SOURCE:
For the Crème Anglaise:

  • 2 cups whole milk
  • 4 large egg yolks
  • ⅓ cup granulated sugar
  • 1 teaspoon vanilla extract (or 1 vanilla bean, split and scraped)
  • Pinch of salt

Optional Toppings:

  • Caramel sauce or caramel threads
  • Toasted sliced almonds
  • Fresh berries
  • Shaved chocolate

Instructions

Make the Crème Anglaise:

  1. Heat the Milk: In a medium saucepan, heat the milk over medium heat until it’s steaming and small bubbles form around the edges (about 160-170°F). Don’t let it boil. If using a vanilla bean, add the pod and seeds to the milk now, remove from heat, and let steep for 15 minutes, then remove the pod.
  2. Whisk the Yolks: While the milk heats, whisk together the egg yolks and sugar in a medium bowl until pale yellow and slightly thickened, about 2 minutes.
  3. Temper the Eggs: Very slowly pour about ½ cup of the hot milk into the egg yolk mixture while whisking constantly. This gradually raises the temperature of the yolks without scrambling them. Add another ½ cup of hot milk, whisking constantly.
  4. Cook the Custard: Pour the tempered egg mixture back into the saucepan with the remaining milk. Cook over medium-low heat, stirring constantly with a wooden spoon or whisk, until the custard thickens enough to coat the back of a spoon and reaches 170-175°F (about 5-8 minutes). Do not let it boil or it will curdle.
  5. Strain and Cool: Immediately strain the custard through a fine-mesh strainer into a clean bowl. Stir in vanilla extract (if not using vanilla bean) and salt. Place plastic wrap directly on the surface to prevent a skin from forming. Refrigerate for at least 2 hours until completely chilled.

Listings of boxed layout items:
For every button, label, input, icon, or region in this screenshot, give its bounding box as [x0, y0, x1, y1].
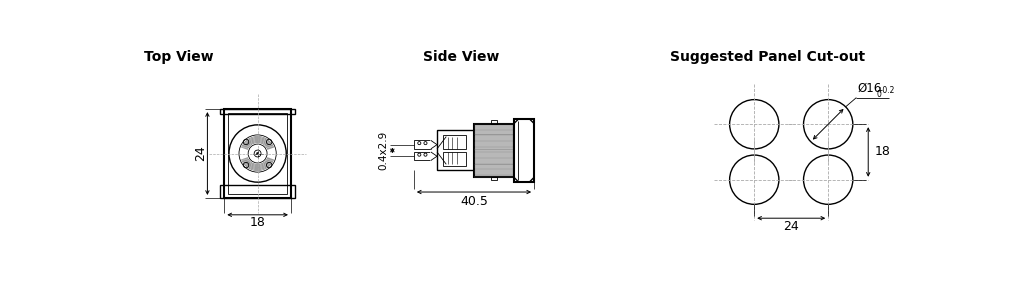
Text: Suggested Panel Cut-out: Suggested Panel Cut-out [670, 50, 864, 64]
Bar [228, 113, 287, 194]
Polygon shape [431, 152, 437, 161]
Bar [437, 130, 474, 171]
Text: 18: 18 [250, 216, 265, 229]
Text: 40.5: 40.5 [460, 195, 487, 208]
Bar [443, 135, 466, 149]
Text: +0.2: +0.2 [877, 86, 895, 95]
Bar [224, 109, 291, 198]
Circle shape [256, 152, 259, 155]
Text: Top View: Top View [144, 50, 214, 64]
Bar [490, 177, 497, 181]
Bar [490, 120, 497, 124]
Bar [414, 152, 431, 161]
Bar [474, 124, 514, 177]
Bar [414, 140, 431, 149]
Bar [443, 152, 466, 166]
Text: 0.4x2.9: 0.4x2.9 [379, 131, 388, 170]
Polygon shape [431, 140, 437, 149]
Text: 0: 0 [877, 90, 882, 99]
Text: 24: 24 [194, 146, 207, 161]
Bar [220, 109, 295, 115]
Text: 18: 18 [876, 146, 891, 158]
Bar [220, 185, 295, 198]
Text: Side View: Side View [423, 50, 500, 64]
Bar [514, 119, 535, 182]
Text: Ø16: Ø16 [857, 81, 882, 95]
Text: 24: 24 [783, 220, 799, 233]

OBJECTIVE 1:
According to the crème anglaise recipe, what temperature should the custard reach before it is taken off the heat?
OBJECTIVE 2:
Rewrite the recipe's step beginning "Strain and Cool" as a short bulleted list, keeping its main facts.
OBJECTIVE 3:
Continue the crème anglaise recipe from its final step onward.

EXERCISE OUTPUT 1:
170-175°F.

EXERCISE OUTPUT 2:
- Strain the custard right away through a fine-mesh strainer into a clean bowl.
- Stir in the vanilla extract (if not using a vanilla bean) and the salt.
- Press plastic wrap directly onto the surface to prevent a skin.
- Refrigerate at least 2 hours, until completely chilled.

EXERCISE OUTPUT 3:
Make the Meringue:

  1. Prepare Poaching Liquid: In a large, wide saucepan or deep skillet, heat 4 cups of milk over medium heat until it’s barely simmering (around 180°F). Reduce heat to maintain a gentle simmer—you should see small bubbles but no rolling boil.
  2. Whip the Egg Whites: In a large, clean mixing bowl, beat the egg whites with cream of tartar and salt using an electric mixer on medium speed until foamy, about 1 minute. Increase speed to medium-high and gradually add the sugar, one tablespoon at a time. Continue beating until stiff, glossy peaks form, about 4-5 minutes. Add vanilla and beat for 10 more seconds.
  3. Shape the Meringues: Using two large spoons, form the meringue into egg-shaped ovals (quenelles). Scoop a generous amount with one spoon, then use the second spoon to smooth and shape it into an oval.
  4. Poach the Meringues: Gently slide the meringue ovals into the simmering milk, working in batches of 2-3 to avoid crowding. Poach for 2 minutes on the first side, then carefully flip using a slotted spoon and poach for 2 more minutes on the second side. The meringues should be firm to the touch but still soft.
  5. Drain: Remove meringues with a slotted spoon and place on paper towels to drain. Let cool to room temperature, then refrigerate until ready to serve.

Assemble:

  1. Serve: Ladle chilled crème anglaise into shallow serving bowls. Place 1-2 meringue islands on top of each portion. Drizzle with caramel sauce, sprinkle with toasted almonds, or add your favorite toppings. Serve immediately.

Notes

  • The custard should coat the back of a spoon and hold a line when you run your finger through it—this is the perfect consistency.
  • If your custard does curdle, immediately strain it and blend with an immersion blender to smooth it out.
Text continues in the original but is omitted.